EXERCISE OBJECTIVE ▸ Each line of the material must be repeated precisely, with the pictures left out.

:: TASK DATA

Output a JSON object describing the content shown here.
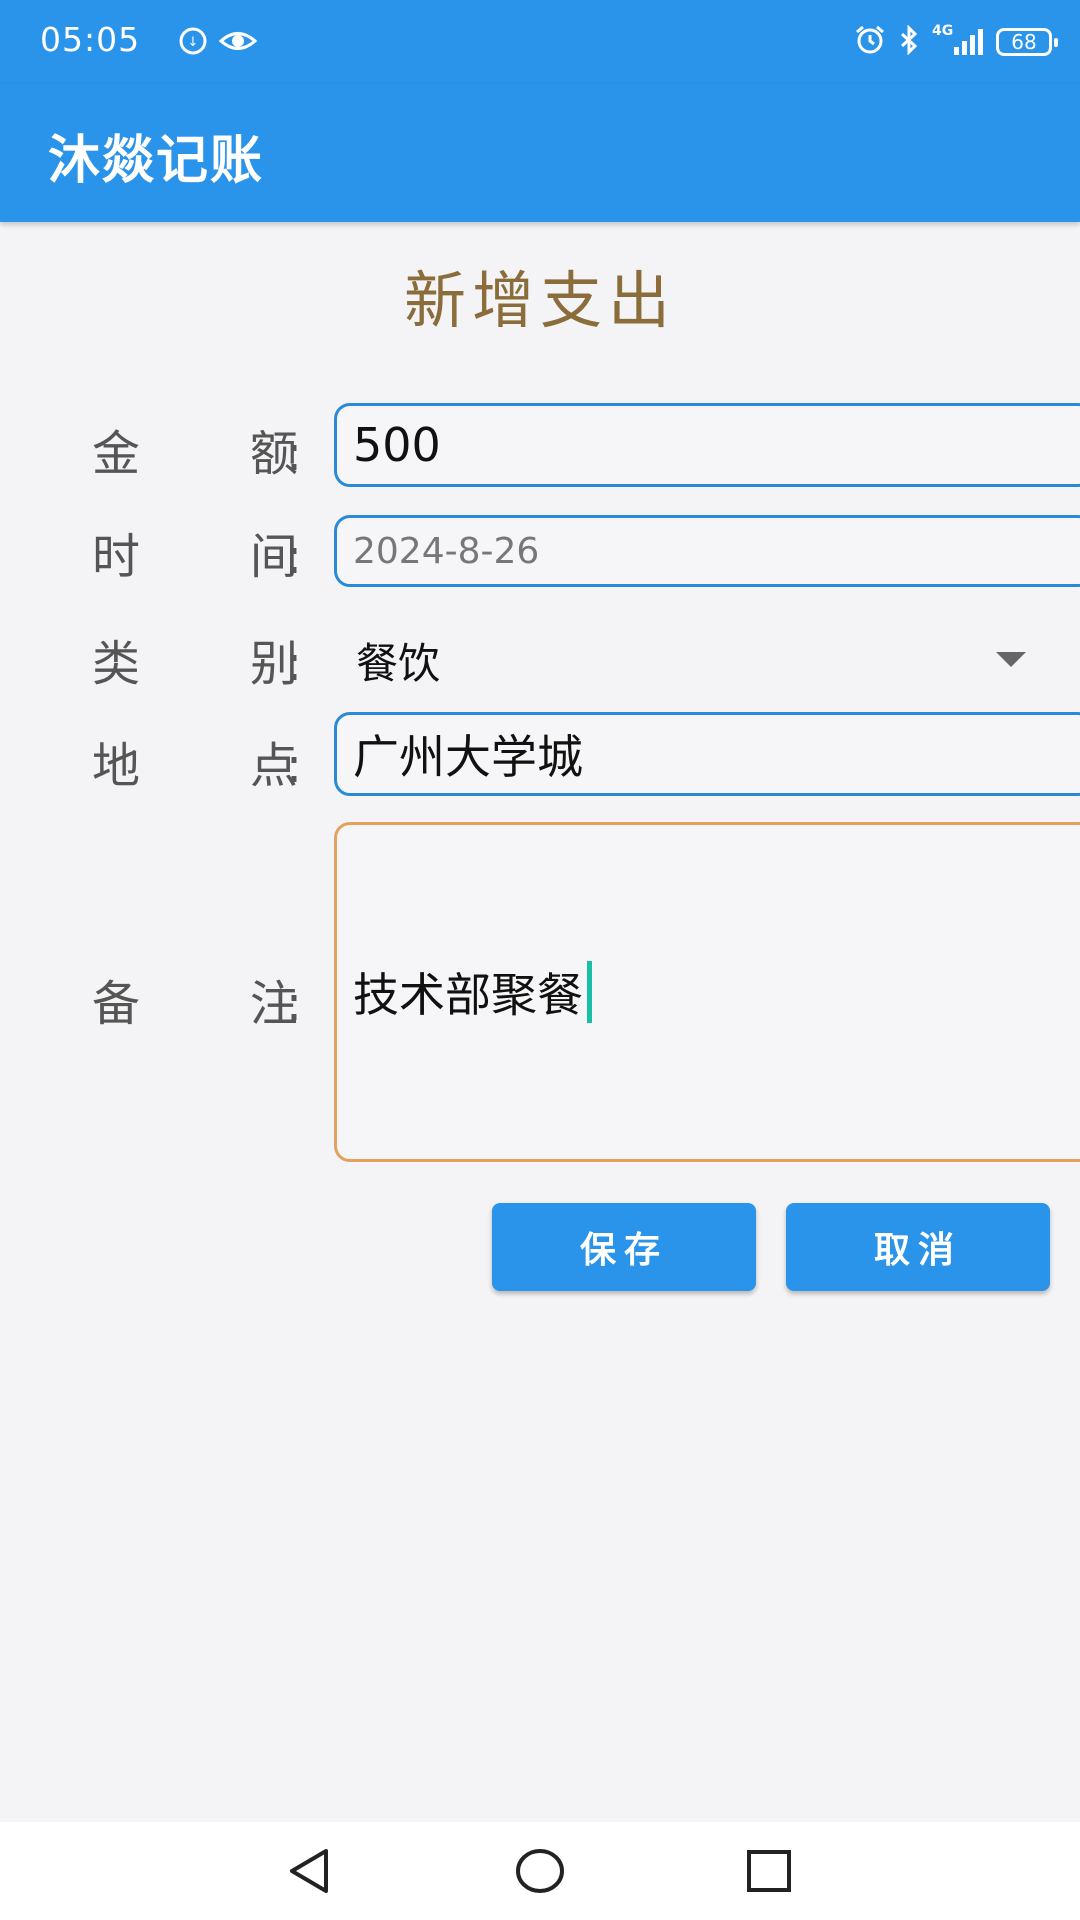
{
  "status_bar": {
    "time": "05:05",
    "battery": "68",
    "signal_label": "4G",
    "icons": [
      "data-saver-icon",
      "eye-icon",
      "alarm-icon",
      "bluetooth-icon",
      "signal-icon",
      "battery-icon"
    ]
  },
  "app_bar": {
    "title": "沐燚记账"
  },
  "form": {
    "title": "新增支出",
    "amount": {
      "label_a": "金",
      "label_b": "额",
      "colon": ":",
      "value": "500"
    },
    "date": {
      "label_a": "时",
      "label_b": "间",
      "colon": ":",
      "value": "2024-8-26"
    },
    "category": {
      "label_a": "类",
      "label_b": "别",
      "colon": ":",
      "value": "餐饮"
    },
    "location": {
      "label_a": "地",
      "label_b": "点",
      "colon": ":",
      "value": "广州大学城"
    },
    "note": {
      "label_a": "备",
      "label_b": "注",
      "colon": ":",
      "value": "技术部聚餐"
    }
  },
  "buttons": {
    "save": "保存",
    "cancel": "取消"
  },
  "colors": {
    "primary": "#2a93ea",
    "title": "#8a6d3b",
    "input_border": "#2b8ad6",
    "note_border": "#e2a25d",
    "cursor": "#19c0a8"
  },
  "nav_bar": {
    "icons": [
      "back-icon",
      "home-icon",
      "recents-icon"
    ]
  }
}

::::

SOLUTION BELOW ▸
Output a JSON object describing the content shown here.
{
  "status_bar": {
    "time": "05:05",
    "battery": "68",
    "signal_label": "4G",
    "icons": [
      "data-saver-icon",
      "eye-icon",
      "alarm-icon",
      "bluetooth-icon",
      "signal-icon",
      "battery-icon"
    ]
  },
  "app_bar": {
    "title": "沐燚记账"
  },
  "form": {
    "title": "新增支出",
    "amount": {
      "label_a": "金",
      "label_b": "额",
      "colon": ":",
      "value": "500"
    },
    "date": {
      "label_a": "时",
      "label_b": "间",
      "colon": ":",
      "value": "2024-8-26"
    },
    "category": {
      "label_a": "类",
      "label_b": "别",
      "colon": ":",
      "value": "餐饮"
    },
    "location": {
      "label_a": "地",
      "label_b": "点",
      "colon": ":",
      "value": "广州大学城"
    },
    "note": {
      "label_a": "备",
      "label_b": "注",
      "colon": ":",
      "value": "技术部聚餐"
    }
  },
  "buttons": {
    "save": "保存",
    "cancel": "取消"
  },
  "colors": {
    "primary": "#2a93ea",
    "title": "#8a6d3b",
    "input_border": "#2b8ad6",
    "note_border": "#e2a25d",
    "cursor": "#19c0a8"
  },
  "nav_bar": {
    "icons": [
      "back-icon",
      "home-icon",
      "recents-icon"
    ]
  }
}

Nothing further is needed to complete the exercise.